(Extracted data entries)
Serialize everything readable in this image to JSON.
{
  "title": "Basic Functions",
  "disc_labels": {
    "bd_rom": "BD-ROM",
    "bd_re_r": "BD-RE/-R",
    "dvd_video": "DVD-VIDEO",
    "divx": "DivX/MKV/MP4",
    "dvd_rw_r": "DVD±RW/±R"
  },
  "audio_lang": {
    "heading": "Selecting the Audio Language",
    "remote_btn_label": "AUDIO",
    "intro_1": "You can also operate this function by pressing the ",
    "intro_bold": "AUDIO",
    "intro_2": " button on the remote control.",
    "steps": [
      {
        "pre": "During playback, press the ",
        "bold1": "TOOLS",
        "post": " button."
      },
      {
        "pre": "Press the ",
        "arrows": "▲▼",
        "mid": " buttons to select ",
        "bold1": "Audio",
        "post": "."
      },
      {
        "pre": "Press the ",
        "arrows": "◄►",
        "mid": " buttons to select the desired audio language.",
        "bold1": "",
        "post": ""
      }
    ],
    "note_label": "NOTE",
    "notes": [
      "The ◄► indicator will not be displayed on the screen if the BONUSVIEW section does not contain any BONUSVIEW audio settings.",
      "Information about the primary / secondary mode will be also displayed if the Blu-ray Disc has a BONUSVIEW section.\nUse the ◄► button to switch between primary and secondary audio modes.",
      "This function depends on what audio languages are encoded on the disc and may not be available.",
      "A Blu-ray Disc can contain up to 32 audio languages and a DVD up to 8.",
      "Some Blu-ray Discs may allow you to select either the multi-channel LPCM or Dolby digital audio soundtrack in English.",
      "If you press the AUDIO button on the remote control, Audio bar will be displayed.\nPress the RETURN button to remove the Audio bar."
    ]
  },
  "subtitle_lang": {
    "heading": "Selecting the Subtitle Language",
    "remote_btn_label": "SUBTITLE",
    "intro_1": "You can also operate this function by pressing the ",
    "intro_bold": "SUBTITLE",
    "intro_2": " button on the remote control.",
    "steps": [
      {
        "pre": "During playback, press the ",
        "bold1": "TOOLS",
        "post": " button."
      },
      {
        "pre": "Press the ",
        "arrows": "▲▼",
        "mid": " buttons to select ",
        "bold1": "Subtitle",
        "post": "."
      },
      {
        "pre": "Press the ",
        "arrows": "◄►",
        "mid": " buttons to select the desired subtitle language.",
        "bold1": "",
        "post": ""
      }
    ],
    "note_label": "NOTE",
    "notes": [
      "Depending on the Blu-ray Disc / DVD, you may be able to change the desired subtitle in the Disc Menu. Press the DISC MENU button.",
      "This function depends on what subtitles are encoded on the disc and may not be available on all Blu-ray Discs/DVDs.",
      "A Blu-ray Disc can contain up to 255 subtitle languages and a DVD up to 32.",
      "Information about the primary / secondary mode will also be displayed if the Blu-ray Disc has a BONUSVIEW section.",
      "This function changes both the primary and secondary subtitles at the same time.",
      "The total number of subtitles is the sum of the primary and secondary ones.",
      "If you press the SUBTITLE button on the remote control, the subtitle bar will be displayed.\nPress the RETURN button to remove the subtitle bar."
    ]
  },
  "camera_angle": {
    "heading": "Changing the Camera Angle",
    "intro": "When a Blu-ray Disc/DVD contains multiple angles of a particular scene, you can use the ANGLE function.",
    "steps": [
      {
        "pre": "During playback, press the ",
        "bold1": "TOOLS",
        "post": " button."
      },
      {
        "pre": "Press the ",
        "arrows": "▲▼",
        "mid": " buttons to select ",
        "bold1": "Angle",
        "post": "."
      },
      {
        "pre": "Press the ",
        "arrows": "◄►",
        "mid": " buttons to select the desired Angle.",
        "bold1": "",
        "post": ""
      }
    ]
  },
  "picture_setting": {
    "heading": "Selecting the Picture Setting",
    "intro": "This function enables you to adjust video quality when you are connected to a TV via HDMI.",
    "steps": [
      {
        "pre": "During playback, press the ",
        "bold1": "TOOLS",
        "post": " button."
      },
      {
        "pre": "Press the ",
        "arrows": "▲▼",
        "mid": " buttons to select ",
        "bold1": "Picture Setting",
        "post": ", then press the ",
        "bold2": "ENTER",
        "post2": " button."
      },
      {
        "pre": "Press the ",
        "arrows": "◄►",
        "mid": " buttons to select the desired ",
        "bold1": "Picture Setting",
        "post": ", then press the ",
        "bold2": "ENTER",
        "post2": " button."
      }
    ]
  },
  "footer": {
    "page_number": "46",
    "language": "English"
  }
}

__GIVEN REQUEST__. Output all of the material exactly as written.

__TASK SOLUTION__.
Serialize everything readable in this image to JSON.
{
  "title": "Basic Functions",
  "disc_labels": {
    "bd_rom": "BD-ROM",
    "bd_re_r": "BD-RE/-R",
    "dvd_video": "DVD-VIDEO",
    "divx": "DivX/MKV/MP4",
    "dvd_rw_r": "DVD±RW/±R"
  },
  "audio_lang": {
    "heading": "Selecting the Audio Language",
    "remote_btn_label": "AUDIO",
    "intro_1": "You can also operate this function by pressing the ",
    "intro_bold": "AUDIO",
    "intro_2": " button on the remote control.",
    "steps": [
      {
        "pre": "During playback, press the ",
        "bold1": "TOOLS",
        "post": " button."
      },
      {
        "pre": "Press the ",
        "arrows": "▲▼",
        "mid": " buttons to select ",
        "bold1": "Audio",
        "post": "."
      },
      {
        "pre": "Press the ",
        "arrows": "◄►",
        "mid": " buttons to select the desired audio language.",
        "bold1": "",
        "post": ""
      }
    ],
    "note_label": "NOTE",
    "notes": [
      "The ◄► indicator will not be displayed on the screen if the BONUSVIEW section does not contain any BONUSVIEW audio settings.",
      "Information about the primary / secondary mode will be also displayed if the Blu-ray Disc has a BONUSVIEW section.\nUse the ◄► button to switch between primary and secondary audio modes.",
      "This function depends on what audio languages are encoded on the disc and may not be available.",
      "A Blu-ray Disc can contain up to 32 audio languages and a DVD up to 8.",
      "Some Blu-ray Discs may allow you to select either the multi-channel LPCM or Dolby digital audio soundtrack in English.",
      "If you press the AUDIO button on the remote control, Audio bar will be displayed.\nPress the RETURN button to remove the Audio bar."
    ]
  },
  "subtitle_lang": {
    "heading": "Selecting the Subtitle Language",
    "remote_btn_label": "SUBTITLE",
    "intro_1": "You can also operate this function by pressing the ",
    "intro_bold": "SUBTITLE",
    "intro_2": " button on the remote control.",
    "steps": [
      {
        "pre": "During playback, press the ",
        "bold1": "TOOLS",
        "post": " button."
      },
      {
        "pre": "Press the ",
        "arrows": "▲▼",
        "mid": " buttons to select ",
        "bold1": "Subtitle",
        "post": "."
      },
      {
        "pre": "Press the ",
        "arrows": "◄►",
        "mid": " buttons to select the desired subtitle language.",
        "bold1": "",
        "post": ""
      }
    ],
    "note_label": "NOTE",
    "notes": [
      "Depending on the Blu-ray Disc / DVD, you may be able to change the desired subtitle in the Disc Menu. Press the DISC MENU button.",
      "This function depends on what subtitles are encoded on the disc and may not be available on all Blu-ray Discs/DVDs.",
      "A Blu-ray Disc can contain up to 255 subtitle languages and a DVD up to 32.",
      "Information about the primary / secondary mode will also be displayed if the Blu-ray Disc has a BONUSVIEW section.",
      "This function changes both the primary and secondary subtitles at the same time.",
      "The total number of subtitles is the sum of the primary and secondary ones.",
      "If you press the SUBTITLE button on the remote control, the subtitle bar will be displayed.\nPress the RETURN button to remove the subtitle bar."
    ]
  },
  "camera_angle": {
    "heading": "Changing the Camera Angle",
    "intro": "When a Blu-ray Disc/DVD contains multiple angles of a particular scene, you can use the ANGLE function.",
    "steps": [
      {
        "pre": "During playback, press the ",
        "bold1": "TOOLS",
        "post": " button."
      },
      {
        "pre": "Press the ",
        "arrows": "▲▼",
        "mid": " buttons to select ",
        "bold1": "Angle",
        "post": "."
      },
      {
        "pre": "Press the ",
        "arrows": "◄►",
        "mid": " buttons to select the desired Angle.",
        "bold1": "",
        "post": ""
      }
    ]
  },
  "picture_setting": {
    "heading": "Selecting the Picture Setting",
    "intro": "This function enables you to adjust video quality when you are connected to a TV via HDMI.",
    "steps": [
      {
        "pre": "During playback, press the ",
        "bold1": "TOOLS",
        "post": " button."
      },
      {
        "pre": "Press the ",
        "arrows": "▲▼",
        "mid": " buttons to select ",
        "bold1": "Picture Setting",
        "post": ", then press the ",
        "bold2": "ENTER",
        "post2": " button."
      },
      {
        "pre": "Press the ",
        "arrows": "◄►",
        "mid": " buttons to select the desired ",
        "bold1": "Picture Setting",
        "post": ", then press the ",
        "bold2": "ENTER",
        "post2": " button."
      }
    ]
  },
  "footer": {
    "page_number": "46",
    "language": "English"
  }
}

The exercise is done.